Exercise
Output all of the entries below precisely as written.

######

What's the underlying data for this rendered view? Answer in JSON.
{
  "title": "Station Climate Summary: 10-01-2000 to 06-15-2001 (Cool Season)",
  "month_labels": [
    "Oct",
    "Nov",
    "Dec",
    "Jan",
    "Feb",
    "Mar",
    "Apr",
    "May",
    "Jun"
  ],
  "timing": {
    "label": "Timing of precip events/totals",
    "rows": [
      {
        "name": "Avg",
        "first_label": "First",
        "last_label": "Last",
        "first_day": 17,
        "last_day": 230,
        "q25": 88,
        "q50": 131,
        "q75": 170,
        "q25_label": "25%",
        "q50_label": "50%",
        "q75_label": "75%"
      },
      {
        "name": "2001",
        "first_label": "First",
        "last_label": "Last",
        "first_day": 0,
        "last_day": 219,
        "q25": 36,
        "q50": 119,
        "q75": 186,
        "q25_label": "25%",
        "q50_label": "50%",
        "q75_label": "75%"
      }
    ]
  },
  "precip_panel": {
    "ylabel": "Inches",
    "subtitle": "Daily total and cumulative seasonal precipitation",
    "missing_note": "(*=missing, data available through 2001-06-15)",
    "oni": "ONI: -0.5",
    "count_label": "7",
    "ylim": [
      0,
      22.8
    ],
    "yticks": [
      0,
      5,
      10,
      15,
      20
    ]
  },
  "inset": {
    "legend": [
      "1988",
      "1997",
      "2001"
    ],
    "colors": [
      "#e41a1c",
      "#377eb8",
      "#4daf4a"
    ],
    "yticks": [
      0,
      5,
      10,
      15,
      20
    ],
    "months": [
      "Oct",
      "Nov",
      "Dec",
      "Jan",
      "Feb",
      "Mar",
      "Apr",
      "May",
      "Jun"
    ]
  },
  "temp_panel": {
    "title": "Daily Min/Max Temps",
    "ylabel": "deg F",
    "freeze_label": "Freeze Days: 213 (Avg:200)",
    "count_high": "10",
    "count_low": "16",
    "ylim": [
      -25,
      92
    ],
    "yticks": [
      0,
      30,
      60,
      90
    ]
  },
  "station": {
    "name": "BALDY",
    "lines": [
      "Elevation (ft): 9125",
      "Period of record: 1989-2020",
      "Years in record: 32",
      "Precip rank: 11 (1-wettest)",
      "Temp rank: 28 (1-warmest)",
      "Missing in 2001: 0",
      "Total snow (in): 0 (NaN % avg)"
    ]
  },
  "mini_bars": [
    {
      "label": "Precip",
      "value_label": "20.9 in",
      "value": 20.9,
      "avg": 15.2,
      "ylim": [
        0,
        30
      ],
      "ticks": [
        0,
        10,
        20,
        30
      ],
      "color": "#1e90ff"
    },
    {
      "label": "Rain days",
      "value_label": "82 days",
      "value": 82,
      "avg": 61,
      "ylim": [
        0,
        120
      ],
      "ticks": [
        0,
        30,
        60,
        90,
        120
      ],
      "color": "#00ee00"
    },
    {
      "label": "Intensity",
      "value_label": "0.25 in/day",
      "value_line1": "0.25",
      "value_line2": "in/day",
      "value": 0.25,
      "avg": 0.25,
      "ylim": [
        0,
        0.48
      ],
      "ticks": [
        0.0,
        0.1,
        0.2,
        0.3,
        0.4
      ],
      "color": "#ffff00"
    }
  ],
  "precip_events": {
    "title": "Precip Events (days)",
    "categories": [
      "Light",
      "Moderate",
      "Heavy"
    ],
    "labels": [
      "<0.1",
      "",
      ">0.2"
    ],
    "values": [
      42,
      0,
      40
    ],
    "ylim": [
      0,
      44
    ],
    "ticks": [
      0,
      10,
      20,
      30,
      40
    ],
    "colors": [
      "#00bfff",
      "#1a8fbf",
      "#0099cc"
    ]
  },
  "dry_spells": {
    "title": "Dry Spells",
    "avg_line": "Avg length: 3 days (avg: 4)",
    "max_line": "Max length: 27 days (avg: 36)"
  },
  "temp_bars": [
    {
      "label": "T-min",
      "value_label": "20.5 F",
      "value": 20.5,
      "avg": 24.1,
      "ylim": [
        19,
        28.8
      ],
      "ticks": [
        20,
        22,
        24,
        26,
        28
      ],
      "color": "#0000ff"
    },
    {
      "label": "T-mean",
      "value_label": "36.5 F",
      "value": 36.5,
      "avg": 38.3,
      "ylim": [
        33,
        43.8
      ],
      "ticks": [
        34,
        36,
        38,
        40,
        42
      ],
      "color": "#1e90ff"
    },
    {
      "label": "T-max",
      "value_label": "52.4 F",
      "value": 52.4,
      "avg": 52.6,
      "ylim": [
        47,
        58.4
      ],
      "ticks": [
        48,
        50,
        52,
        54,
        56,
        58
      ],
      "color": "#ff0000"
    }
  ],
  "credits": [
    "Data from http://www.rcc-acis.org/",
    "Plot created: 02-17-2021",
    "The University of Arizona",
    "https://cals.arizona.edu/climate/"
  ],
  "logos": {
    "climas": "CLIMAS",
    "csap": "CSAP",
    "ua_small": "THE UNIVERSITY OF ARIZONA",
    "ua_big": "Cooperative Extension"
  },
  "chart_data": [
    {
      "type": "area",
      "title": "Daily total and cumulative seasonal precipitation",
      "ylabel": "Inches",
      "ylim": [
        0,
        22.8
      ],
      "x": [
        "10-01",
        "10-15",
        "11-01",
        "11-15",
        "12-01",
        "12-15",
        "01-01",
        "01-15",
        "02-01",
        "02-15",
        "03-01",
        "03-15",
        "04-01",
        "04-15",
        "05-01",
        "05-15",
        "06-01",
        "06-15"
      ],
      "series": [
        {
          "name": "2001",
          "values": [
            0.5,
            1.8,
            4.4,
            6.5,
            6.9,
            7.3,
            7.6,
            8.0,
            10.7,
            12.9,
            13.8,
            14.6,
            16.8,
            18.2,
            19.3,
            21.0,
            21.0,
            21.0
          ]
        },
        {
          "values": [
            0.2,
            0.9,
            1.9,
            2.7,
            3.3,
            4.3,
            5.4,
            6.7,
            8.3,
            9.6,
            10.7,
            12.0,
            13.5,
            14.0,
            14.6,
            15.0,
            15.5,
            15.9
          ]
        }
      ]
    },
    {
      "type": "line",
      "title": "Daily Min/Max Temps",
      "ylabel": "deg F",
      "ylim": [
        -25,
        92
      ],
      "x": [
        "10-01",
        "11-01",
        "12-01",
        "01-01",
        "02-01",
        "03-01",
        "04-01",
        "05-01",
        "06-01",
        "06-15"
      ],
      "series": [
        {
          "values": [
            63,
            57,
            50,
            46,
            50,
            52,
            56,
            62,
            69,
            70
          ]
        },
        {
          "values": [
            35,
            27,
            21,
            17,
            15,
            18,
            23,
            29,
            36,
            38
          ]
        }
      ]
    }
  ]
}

######

Answer for the task
What's the underlying data for this rendered view? Answer in JSON.
{
  "title": "Station Climate Summary: 10-01-2000 to 06-15-2001 (Cool Season)",
  "month_labels": [
    "Oct",
    "Nov",
    "Dec",
    "Jan",
    "Feb",
    "Mar",
    "Apr",
    "May",
    "Jun"
  ],
  "timing": {
    "label": "Timing of precip events/totals",
    "rows": [
      {
        "name": "Avg",
        "first_label": "First",
        "last_label": "Last",
        "first_day": 17,
        "last_day": 230,
        "q25": 88,
        "q50": 131,
        "q75": 170,
        "q25_label": "25%",
        "q50_label": "50%",
        "q75_label": "75%"
      },
      {
        "name": "2001",
        "first_label": "First",
        "last_label": "Last",
        "first_day": 0,
        "last_day": 219,
        "q25": 36,
        "q50": 119,
        "q75": 186,
        "q25_label": "25%",
        "q50_label": "50%",
        "q75_label": "75%"
      }
    ]
  },
  "precip_panel": {
    "ylabel": "Inches",
    "subtitle": "Daily total and cumulative seasonal precipitation",
    "missing_note": "(*=missing, data available through 2001-06-15)",
    "oni": "ONI: -0.5",
    "count_label": "7",
    "ylim": [
      0,
      22.8
    ],
    "yticks": [
      0,
      5,
      10,
      15,
      20
    ]
  },
  "inset": {
    "legend": [
      "1988",
      "1997",
      "2001"
    ],
    "colors": [
      "#e41a1c",
      "#377eb8",
      "#4daf4a"
    ],
    "yticks": [
      0,
      5,
      10,
      15,
      20
    ],
    "months": [
      "Oct",
      "Nov",
      "Dec",
      "Jan",
      "Feb",
      "Mar",
      "Apr",
      "May",
      "Jun"
    ]
  },
  "temp_panel": {
    "title": "Daily Min/Max Temps",
    "ylabel": "deg F",
    "freeze_label": "Freeze Days: 213 (Avg:200)",
    "count_high": "10",
    "count_low": "16",
    "ylim": [
      -25,
      92
    ],
    "yticks": [
      0,
      30,
      60,
      90
    ]
  },
  "station": {
    "name": "BALDY",
    "lines": [
      "Elevation (ft): 9125",
      "Period of record: 1989-2020",
      "Years in record: 32",
      "Precip rank: 11 (1-wettest)",
      "Temp rank: 28 (1-warmest)",
      "Missing in 2001: 0",
      "Total snow (in): 0 (NaN % avg)"
    ]
  },
  "mini_bars": [
    {
      "label": "Precip",
      "value_label": "20.9 in",
      "value": 20.9,
      "avg": 15.2,
      "ylim": [
        0,
        30
      ],
      "ticks": [
        0,
        10,
        20,
        30
      ],
      "color": "#1e90ff"
    },
    {
      "label": "Rain days",
      "value_label": "82 days",
      "value": 82,
      "avg": 61,
      "ylim": [
        0,
        120
      ],
      "ticks": [
        0,
        30,
        60,
        90,
        120
      ],
      "color": "#00ee00"
    },
    {
      "label": "Intensity",
      "value_label": "0.25 in/day",
      "value_line1": "0.25",
      "value_line2": "in/day",
      "value": 0.25,
      "avg": 0.25,
      "ylim": [
        0,
        0.48
      ],
      "ticks": [
        0.0,
        0.1,
        0.2,
        0.3,
        0.4
      ],
      "color": "#ffff00"
    }
  ],
  "precip_events": {
    "title": "Precip Events (days)",
    "categories": [
      "Light",
      "Moderate",
      "Heavy"
    ],
    "labels": [
      "<0.1",
      "",
      ">0.2"
    ],
    "values": [
      42,
      0,
      40
    ],
    "ylim": [
      0,
      44
    ],
    "ticks": [
      0,
      10,
      20,
      30,
      40
    ],
    "colors": [
      "#00bfff",
      "#1a8fbf",
      "#0099cc"
    ]
  },
  "dry_spells": {
    "title": "Dry Spells",
    "avg_line": "Avg length: 3 days (avg: 4)",
    "max_line": "Max length: 27 days (avg: 36)"
  },
  "temp_bars": [
    {
      "label": "T-min",
      "value_label": "20.5 F",
      "value": 20.5,
      "avg": 24.1,
      "ylim": [
        19,
        28.8
      ],
      "ticks": [
        20,
        22,
        24,
        26,
        28
      ],
      "color": "#0000ff"
    },
    {
      "label": "T-mean",
      "value_label": "36.5 F",
      "value": 36.5,
      "avg": 38.3,
      "ylim": [
        33,
        43.8
      ],
      "ticks": [
        34,
        36,
        38,
        40,
        42
      ],
      "color": "#1e90ff"
    },
    {
      "label": "T-max",
      "value_label": "52.4 F",
      "value": 52.4,
      "avg": 52.6,
      "ylim": [
        47,
        58.4
      ],
      "ticks": [
        48,
        50,
        52,
        54,
        56,
        58
      ],
      "color": "#ff0000"
    }
  ],
  "credits": [
    "Data from http://www.rcc-acis.org/",
    "Plot created: 02-17-2021",
    "The University of Arizona",
    "https://cals.arizona.edu/climate/"
  ],
  "logos": {
    "climas": "CLIMAS",
    "csap": "CSAP",
    "ua_small": "THE UNIVERSITY OF ARIZONA",
    "ua_big": "Cooperative Extension"
  },
  "chart_data": [
    {
      "type": "area",
      "title": "Daily total and cumulative seasonal precipitation",
      "ylabel": "Inches",
      "ylim": [
        0,
        22.8
      ],
      "x": [
        "10-01",
        "10-15",
        "11-01",
        "11-15",
        "12-01",
        "12-15",
        "01-01",
        "01-15",
        "02-01",
        "02-15",
        "03-01",
        "03-15",
        "04-01",
        "04-15",
        "05-01",
        "05-15",
        "06-01",
        "06-15"
      ],
      "series": [
        {
          "name": "2001",
          "values": [
            0.5,
            1.8,
            4.4,
            6.5,
            6.9,
            7.3,
            7.6,
            8.0,
            10.7,
            12.9,
            13.8,
            14.6,
            16.8,
            18.2,
            19.3,
            21.0,
            21.0,
            21.0
          ]
        },
        {
          "values": [
            0.2,
            0.9,
            1.9,
            2.7,
            3.3,
            4.3,
            5.4,
            6.7,
            8.3,
            9.6,
            10.7,
            12.0,
            13.5,
            14.0,
            14.6,
            15.0,
            15.5,
            15.9
          ]
        }
      ]
    },
    {
      "type": "line",
      "title": "Daily Min/Max Temps",
      "ylabel": "deg F",
      "ylim": [
        -25,
        92
      ],
      "x": [
        "10-01",
        "11-01",
        "12-01",
        "01-01",
        "02-01",
        "03-01",
        "04-01",
        "05-01",
        "06-01",
        "06-15"
      ],
      "series": [
        {
          "values": [
            63,
            57,
            50,
            46,
            50,
            52,
            56,
            62,
            69,
            70
          ]
        },
        {
          "values": [
            35,
            27,
            21,
            17,
            15,
            18,
            23,
            29,
            36,
            38
          ]
        }
      ]
    }
  ]
}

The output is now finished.